▸ PROBLEM TO SOLVE: Filter the lines below, copying only those with the string "имущества".
^^^^^^^^^^^^^^^^
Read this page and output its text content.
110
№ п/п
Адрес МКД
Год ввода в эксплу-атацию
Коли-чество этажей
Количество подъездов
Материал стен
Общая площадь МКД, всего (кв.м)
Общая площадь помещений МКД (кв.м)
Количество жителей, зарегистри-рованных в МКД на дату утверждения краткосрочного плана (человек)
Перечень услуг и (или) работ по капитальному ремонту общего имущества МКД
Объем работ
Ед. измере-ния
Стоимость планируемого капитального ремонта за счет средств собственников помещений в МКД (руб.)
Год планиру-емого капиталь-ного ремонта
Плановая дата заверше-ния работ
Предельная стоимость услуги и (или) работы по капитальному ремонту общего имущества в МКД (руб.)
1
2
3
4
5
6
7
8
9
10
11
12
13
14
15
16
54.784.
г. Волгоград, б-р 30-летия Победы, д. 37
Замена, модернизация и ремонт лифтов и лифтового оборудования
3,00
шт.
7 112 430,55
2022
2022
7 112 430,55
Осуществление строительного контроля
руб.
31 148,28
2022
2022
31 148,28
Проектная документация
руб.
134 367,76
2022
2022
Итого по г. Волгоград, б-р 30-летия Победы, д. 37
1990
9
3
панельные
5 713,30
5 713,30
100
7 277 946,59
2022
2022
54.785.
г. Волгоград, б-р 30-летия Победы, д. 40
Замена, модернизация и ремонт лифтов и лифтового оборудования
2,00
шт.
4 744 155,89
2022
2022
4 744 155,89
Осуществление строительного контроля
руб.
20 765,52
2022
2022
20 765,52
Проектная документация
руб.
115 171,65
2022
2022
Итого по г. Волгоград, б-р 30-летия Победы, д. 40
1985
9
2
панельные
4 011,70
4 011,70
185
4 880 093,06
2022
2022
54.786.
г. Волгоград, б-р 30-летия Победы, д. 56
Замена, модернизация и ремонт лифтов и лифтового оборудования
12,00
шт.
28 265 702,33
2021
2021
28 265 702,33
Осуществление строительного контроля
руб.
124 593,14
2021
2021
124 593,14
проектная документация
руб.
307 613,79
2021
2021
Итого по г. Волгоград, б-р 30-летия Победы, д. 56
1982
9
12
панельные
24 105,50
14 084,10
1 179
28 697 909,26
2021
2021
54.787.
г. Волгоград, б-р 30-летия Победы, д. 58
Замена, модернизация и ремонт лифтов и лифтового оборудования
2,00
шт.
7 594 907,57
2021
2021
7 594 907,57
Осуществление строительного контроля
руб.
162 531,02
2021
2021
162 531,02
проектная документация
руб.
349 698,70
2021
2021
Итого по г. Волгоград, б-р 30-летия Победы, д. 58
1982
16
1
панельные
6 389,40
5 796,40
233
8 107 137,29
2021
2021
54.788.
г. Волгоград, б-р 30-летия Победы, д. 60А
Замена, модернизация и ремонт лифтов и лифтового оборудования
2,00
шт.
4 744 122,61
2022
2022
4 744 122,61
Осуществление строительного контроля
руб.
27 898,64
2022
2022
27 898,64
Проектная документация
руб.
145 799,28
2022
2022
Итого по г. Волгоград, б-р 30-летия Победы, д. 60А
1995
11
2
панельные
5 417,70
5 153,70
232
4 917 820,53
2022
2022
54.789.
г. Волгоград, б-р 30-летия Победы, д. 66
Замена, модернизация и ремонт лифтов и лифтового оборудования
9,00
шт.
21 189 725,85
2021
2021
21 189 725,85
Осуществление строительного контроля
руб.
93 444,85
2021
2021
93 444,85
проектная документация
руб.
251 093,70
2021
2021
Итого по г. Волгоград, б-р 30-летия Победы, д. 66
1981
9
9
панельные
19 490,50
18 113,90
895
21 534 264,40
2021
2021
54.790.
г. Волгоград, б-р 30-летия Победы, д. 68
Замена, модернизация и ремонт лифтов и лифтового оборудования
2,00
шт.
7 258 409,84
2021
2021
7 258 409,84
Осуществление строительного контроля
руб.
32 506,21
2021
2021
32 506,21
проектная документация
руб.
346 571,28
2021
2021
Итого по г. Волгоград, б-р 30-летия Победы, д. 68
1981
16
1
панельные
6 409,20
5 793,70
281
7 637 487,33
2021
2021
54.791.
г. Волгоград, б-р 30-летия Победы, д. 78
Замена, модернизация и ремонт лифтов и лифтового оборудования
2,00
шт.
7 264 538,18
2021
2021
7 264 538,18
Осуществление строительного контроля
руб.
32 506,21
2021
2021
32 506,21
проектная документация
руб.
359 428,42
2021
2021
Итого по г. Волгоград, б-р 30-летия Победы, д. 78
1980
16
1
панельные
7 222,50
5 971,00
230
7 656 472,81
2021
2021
^^^^^^^^^^^^^^^^
▸ TASK RESULT:
Перечень услуг и (или) работ по капитальному ремонту общего имущества МКД
Предельная стоимость услуги и (или) работы по капитальному ремонту общего имущества в МКД (руб.)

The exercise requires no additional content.